▸ **STATED TASK**: List, from the lines below, each one with "WALKING" in it.

▸ **SOURCE RECORDS**:
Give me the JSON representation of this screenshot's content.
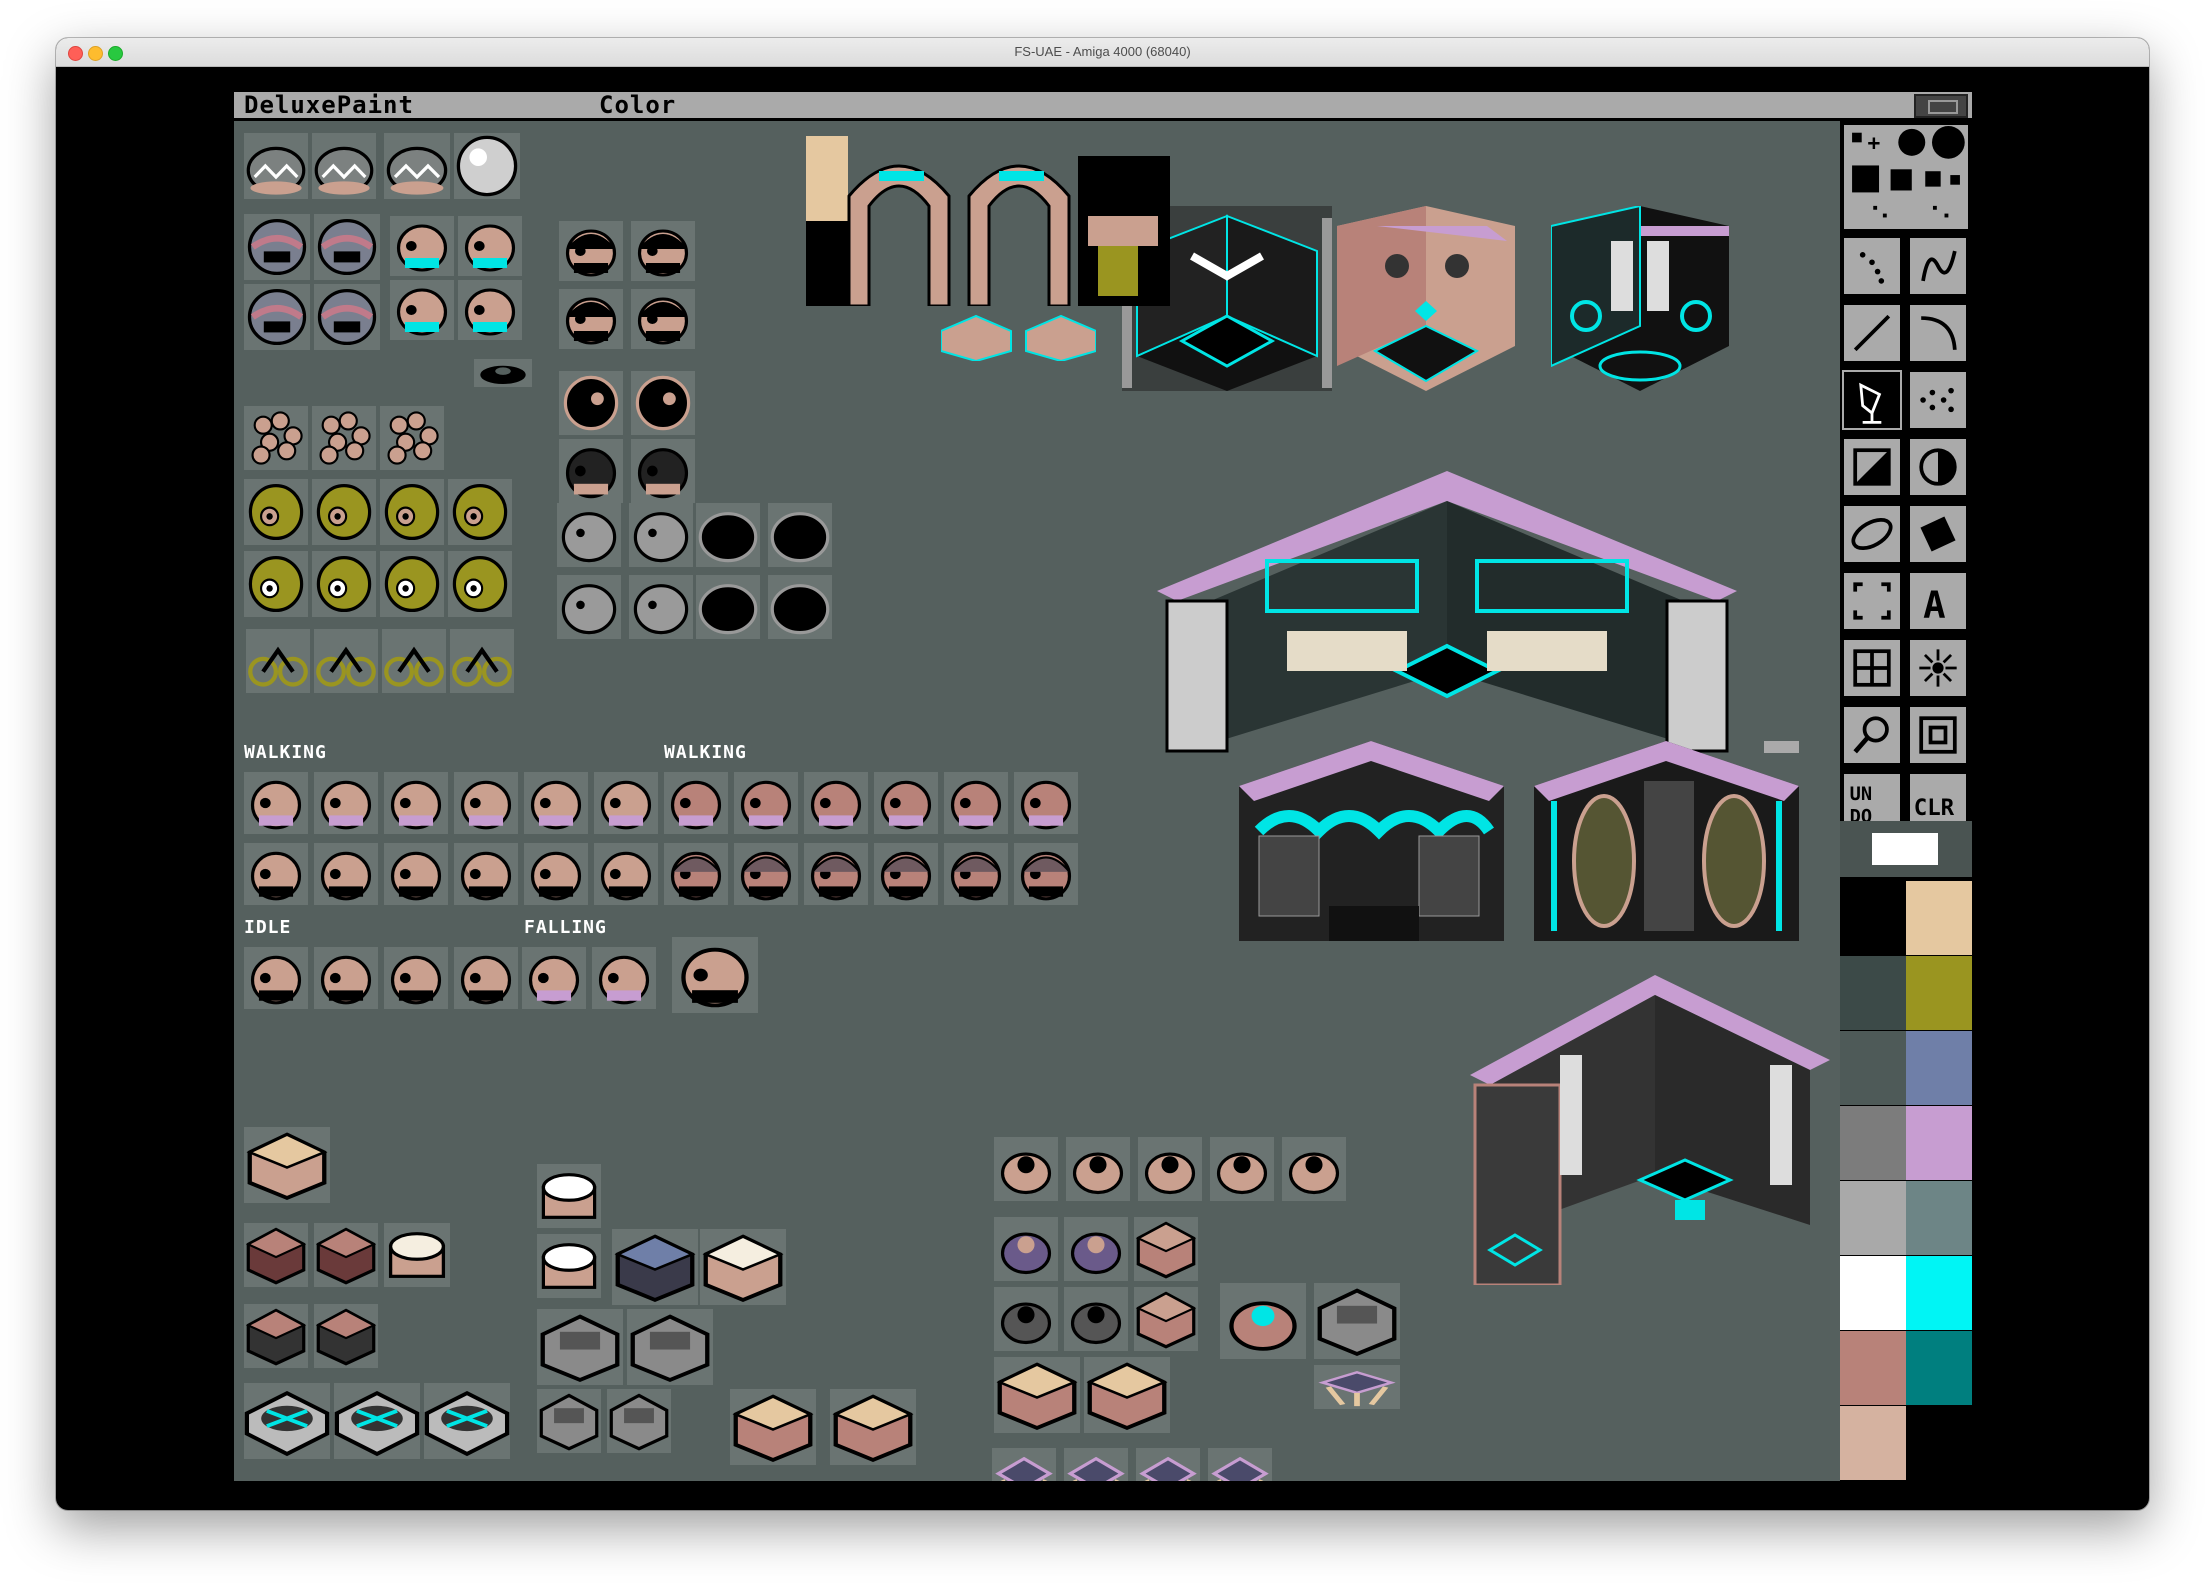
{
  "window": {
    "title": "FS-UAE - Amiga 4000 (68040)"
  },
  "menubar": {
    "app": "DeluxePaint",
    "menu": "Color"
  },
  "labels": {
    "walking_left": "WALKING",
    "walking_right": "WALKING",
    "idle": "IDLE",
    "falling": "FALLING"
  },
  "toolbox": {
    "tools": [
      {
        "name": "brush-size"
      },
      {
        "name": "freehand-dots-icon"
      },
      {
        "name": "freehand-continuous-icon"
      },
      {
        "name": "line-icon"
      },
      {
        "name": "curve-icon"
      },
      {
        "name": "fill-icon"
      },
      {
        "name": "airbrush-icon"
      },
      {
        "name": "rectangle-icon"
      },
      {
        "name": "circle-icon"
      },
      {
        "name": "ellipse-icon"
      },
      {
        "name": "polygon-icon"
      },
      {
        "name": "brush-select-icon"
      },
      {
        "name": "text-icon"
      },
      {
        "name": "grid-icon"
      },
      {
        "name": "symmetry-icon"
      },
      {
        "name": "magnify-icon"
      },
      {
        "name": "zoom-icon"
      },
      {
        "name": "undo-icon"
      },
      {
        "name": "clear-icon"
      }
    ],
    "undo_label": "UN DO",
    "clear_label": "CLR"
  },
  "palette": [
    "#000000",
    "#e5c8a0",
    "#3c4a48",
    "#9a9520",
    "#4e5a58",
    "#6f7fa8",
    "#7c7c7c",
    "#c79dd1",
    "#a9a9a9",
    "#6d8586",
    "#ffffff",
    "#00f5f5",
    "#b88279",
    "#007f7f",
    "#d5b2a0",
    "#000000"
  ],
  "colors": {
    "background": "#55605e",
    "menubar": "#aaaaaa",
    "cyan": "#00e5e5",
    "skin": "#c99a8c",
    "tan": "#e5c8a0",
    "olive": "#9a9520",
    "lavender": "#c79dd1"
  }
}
* * *
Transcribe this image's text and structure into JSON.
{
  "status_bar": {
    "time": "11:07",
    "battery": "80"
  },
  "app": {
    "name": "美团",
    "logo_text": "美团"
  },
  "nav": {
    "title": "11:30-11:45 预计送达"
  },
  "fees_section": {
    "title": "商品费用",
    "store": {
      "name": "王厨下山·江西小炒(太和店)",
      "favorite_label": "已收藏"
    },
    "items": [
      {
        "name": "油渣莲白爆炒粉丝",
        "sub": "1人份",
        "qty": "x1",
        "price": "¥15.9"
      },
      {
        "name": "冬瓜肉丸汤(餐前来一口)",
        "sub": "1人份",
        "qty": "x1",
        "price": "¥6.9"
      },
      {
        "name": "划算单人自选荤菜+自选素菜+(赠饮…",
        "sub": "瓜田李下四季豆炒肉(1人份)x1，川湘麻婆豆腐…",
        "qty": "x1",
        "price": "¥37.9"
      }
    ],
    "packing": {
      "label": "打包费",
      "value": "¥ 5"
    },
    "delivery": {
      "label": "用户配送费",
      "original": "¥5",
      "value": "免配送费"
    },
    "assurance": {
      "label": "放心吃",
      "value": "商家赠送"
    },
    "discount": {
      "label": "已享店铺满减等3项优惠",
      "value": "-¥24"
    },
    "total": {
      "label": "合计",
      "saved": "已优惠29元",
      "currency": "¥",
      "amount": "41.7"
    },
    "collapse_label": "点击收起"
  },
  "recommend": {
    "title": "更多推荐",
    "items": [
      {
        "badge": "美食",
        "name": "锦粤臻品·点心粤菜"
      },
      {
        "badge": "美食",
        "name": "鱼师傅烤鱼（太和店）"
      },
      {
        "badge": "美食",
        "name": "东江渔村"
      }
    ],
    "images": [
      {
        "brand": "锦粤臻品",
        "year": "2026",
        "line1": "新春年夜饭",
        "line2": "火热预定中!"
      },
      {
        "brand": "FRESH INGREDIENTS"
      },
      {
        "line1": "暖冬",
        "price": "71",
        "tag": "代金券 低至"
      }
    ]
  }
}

▸ **THE REPLY**:
    "walking_left": "WALKING",
    "walking_right": "WALKING",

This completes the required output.